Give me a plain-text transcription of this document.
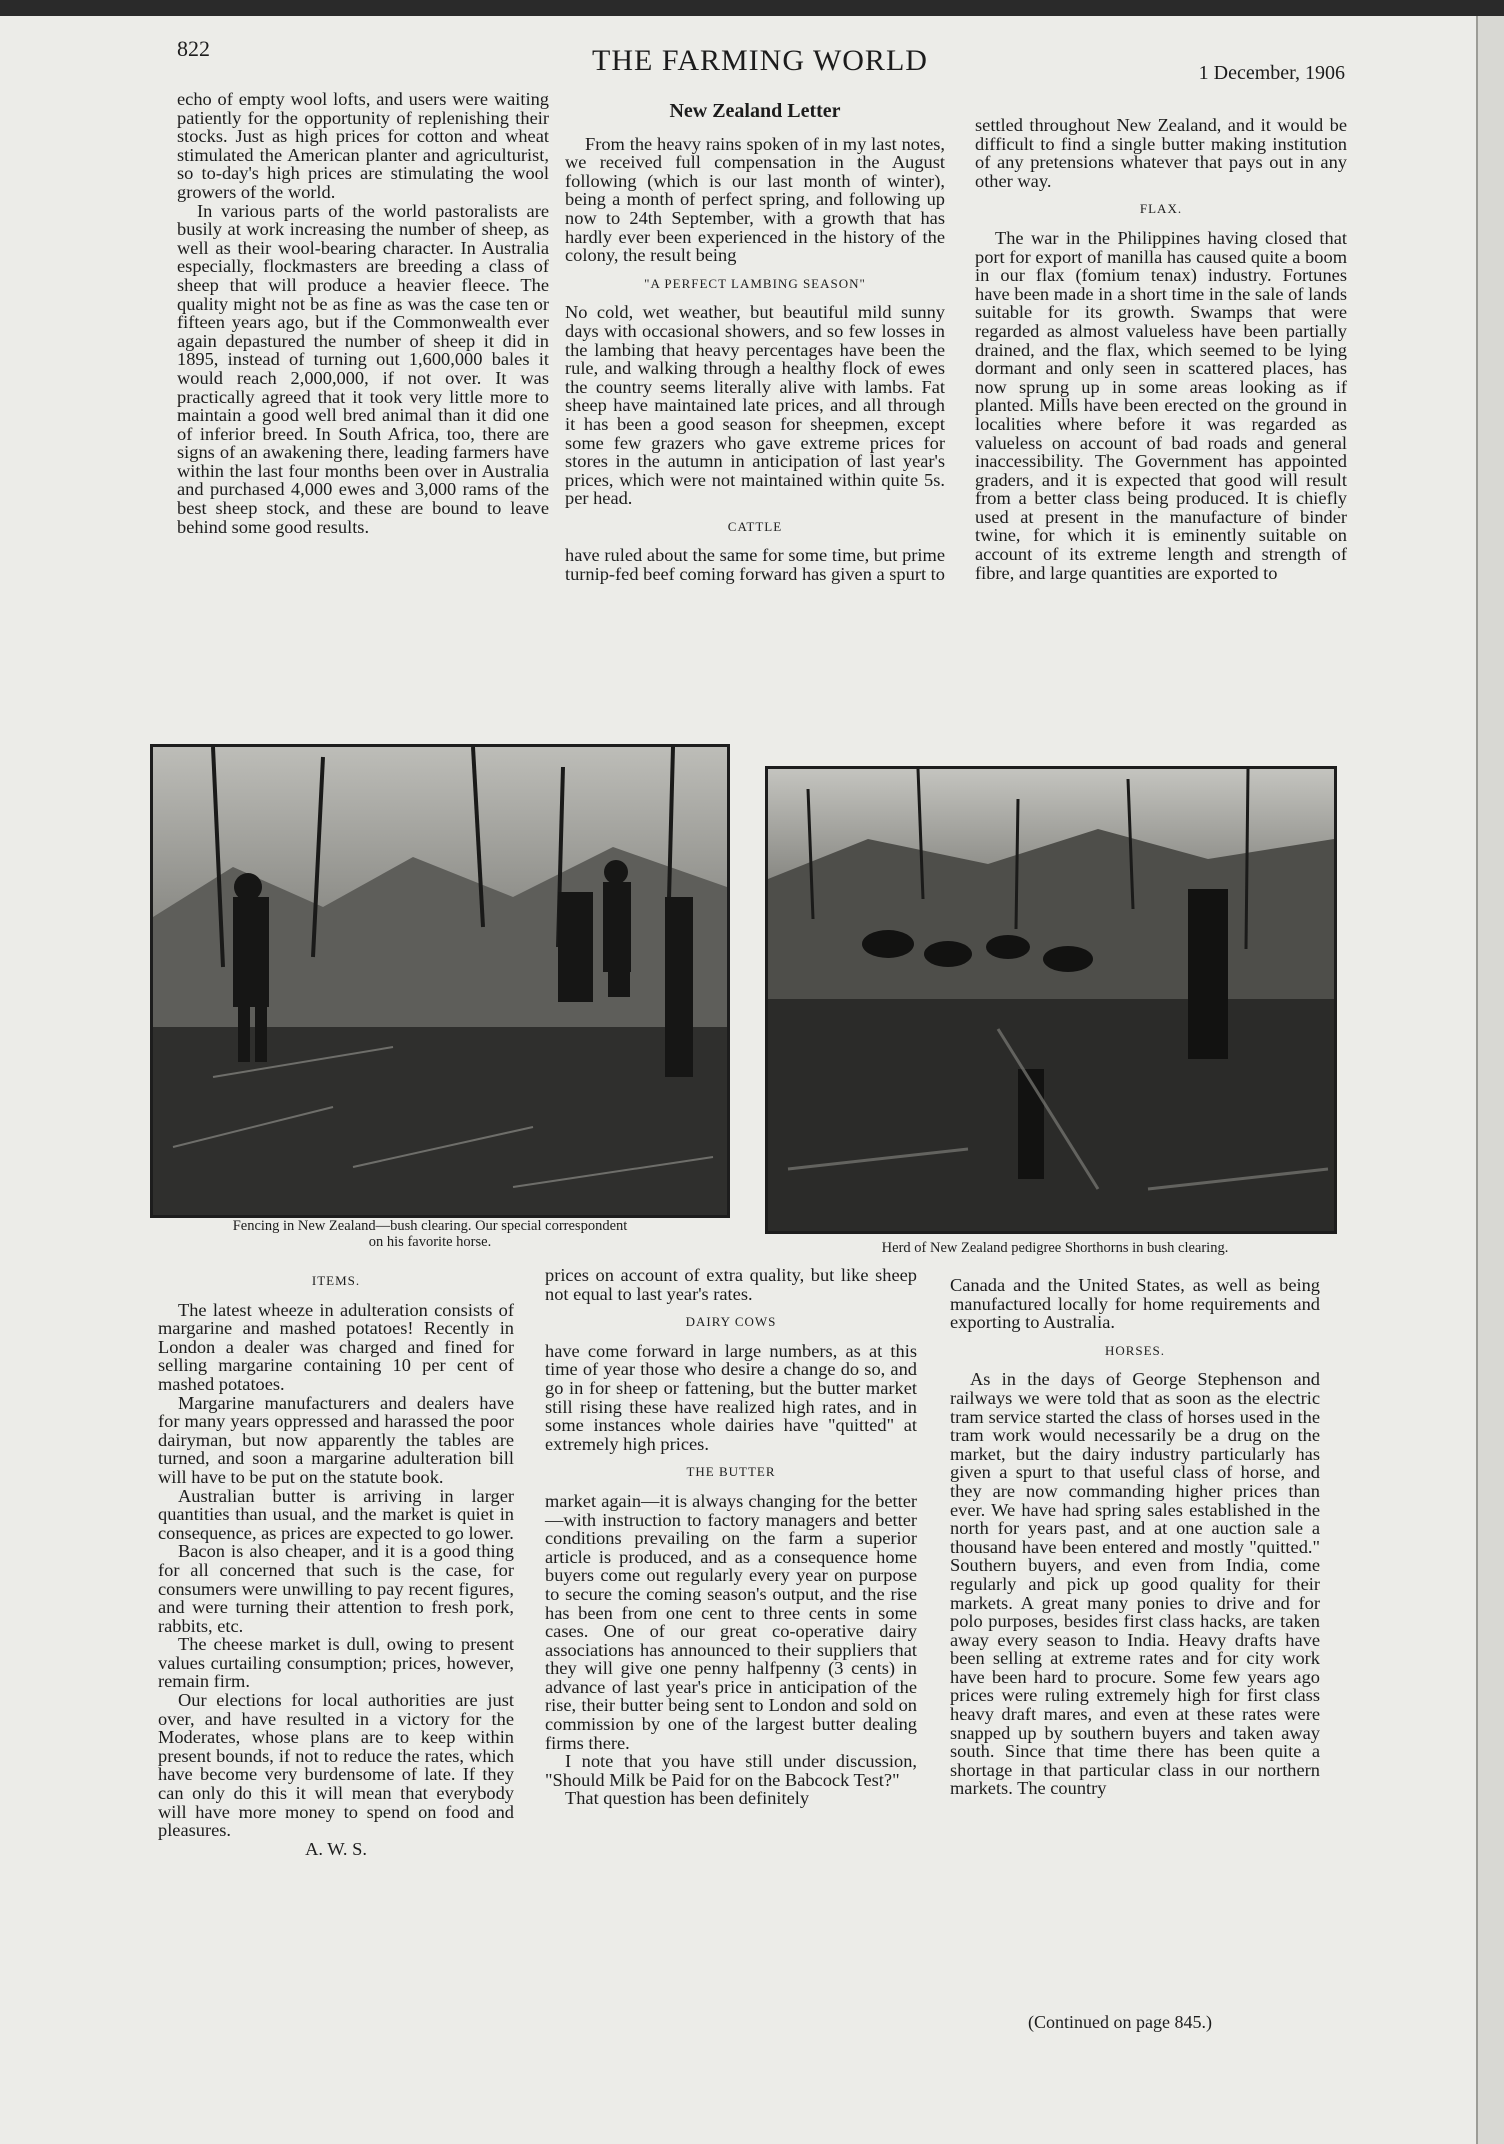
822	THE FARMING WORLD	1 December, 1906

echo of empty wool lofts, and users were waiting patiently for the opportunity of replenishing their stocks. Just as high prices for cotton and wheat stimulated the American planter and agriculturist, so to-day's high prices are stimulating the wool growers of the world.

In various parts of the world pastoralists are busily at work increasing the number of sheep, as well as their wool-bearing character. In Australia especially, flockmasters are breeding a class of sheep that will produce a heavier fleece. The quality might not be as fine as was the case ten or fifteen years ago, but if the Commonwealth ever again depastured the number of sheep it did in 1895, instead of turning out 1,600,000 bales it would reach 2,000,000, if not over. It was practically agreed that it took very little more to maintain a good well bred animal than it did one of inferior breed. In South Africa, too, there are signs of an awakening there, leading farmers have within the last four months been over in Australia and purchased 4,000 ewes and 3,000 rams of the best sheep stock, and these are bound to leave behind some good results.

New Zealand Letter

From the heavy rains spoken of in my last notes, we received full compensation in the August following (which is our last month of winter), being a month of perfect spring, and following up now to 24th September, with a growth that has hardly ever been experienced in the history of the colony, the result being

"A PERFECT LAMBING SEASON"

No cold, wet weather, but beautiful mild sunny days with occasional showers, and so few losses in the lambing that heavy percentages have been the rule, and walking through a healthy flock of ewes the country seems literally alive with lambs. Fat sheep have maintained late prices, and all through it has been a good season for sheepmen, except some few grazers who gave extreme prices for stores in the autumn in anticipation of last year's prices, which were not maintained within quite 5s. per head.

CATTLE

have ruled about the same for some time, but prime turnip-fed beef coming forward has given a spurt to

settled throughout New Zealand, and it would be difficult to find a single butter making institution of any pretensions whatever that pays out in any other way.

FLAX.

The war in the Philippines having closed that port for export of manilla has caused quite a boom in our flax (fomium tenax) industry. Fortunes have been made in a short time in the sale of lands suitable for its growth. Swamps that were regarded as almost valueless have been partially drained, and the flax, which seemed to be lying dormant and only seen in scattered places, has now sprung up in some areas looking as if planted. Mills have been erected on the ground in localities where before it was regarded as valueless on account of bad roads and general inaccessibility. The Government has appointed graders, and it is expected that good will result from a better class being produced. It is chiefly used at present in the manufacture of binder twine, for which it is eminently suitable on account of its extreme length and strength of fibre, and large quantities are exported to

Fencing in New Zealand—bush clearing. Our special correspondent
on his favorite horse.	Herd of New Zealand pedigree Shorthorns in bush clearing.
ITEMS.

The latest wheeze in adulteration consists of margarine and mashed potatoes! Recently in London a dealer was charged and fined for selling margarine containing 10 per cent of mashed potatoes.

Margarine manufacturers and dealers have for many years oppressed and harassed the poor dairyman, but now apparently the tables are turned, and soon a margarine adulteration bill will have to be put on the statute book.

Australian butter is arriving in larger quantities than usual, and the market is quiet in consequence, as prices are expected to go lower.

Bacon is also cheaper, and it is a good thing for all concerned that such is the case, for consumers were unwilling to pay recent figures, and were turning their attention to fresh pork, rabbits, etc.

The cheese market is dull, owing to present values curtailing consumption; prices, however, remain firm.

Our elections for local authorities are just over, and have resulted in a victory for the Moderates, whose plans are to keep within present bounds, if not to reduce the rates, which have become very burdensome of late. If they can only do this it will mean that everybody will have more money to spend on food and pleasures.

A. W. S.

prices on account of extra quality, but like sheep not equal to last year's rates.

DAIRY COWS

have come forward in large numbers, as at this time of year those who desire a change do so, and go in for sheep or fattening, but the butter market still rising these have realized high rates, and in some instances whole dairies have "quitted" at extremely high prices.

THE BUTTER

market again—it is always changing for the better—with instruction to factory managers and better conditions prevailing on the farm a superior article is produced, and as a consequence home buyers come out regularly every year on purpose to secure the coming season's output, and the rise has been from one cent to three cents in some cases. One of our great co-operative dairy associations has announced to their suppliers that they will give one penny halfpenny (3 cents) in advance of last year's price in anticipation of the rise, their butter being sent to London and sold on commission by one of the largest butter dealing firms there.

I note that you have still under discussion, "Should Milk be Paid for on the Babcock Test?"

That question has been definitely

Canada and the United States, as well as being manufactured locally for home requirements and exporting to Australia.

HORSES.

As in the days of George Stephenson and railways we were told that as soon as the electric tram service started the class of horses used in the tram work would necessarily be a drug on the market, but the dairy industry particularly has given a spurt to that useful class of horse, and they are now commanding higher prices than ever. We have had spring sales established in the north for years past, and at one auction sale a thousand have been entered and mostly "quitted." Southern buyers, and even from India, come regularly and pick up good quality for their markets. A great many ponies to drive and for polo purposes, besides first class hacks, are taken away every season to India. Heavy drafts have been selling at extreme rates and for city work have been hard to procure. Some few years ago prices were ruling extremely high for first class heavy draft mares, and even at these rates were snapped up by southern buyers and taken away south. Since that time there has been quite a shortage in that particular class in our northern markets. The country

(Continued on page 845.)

...

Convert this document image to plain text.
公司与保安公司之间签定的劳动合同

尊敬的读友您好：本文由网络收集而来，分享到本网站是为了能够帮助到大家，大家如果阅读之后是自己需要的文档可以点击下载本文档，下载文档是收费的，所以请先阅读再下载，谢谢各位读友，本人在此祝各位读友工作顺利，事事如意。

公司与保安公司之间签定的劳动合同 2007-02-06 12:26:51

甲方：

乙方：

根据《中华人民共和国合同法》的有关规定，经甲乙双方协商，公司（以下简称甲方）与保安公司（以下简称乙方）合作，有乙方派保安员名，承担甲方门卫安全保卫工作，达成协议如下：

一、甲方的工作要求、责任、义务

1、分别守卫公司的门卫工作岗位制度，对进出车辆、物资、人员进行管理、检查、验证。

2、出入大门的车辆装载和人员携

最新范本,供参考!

WRITTEN EXERCISE: From the entries, report each line that includes the word "growth".

RESULT:
From the heavy rains spoken of in my last notes, we received full compensation in the August following (which is our last month of winter), being a month of perfect spring, and following up now to 24th September, with a growth that has hardly ever been experienced in the history of the colony, the result being
The war in the Philippines having closed that port for export of manilla has caused quite a boom in our flax (fomium tenax) industry. Fortunes have been made in a short time in the sale of lands suitable for its growth. Swamps that were regarded as almost valueless have been partially drained, and the flax, which seemed to be lying dormant and only seen in scattered places, has now sprung up in some areas looking as if planted. Mills have been erected on the ground in localities where before it was regarded as valueless on account of bad roads and general inaccessibility. The Government has appointed graders, and it is expected that good will result from a better class being produced. It is chiefly used at present in the manufacture of binder twine, for which it is eminently suitable on account of its extreme length and strength of fibre, and large quantities are exported to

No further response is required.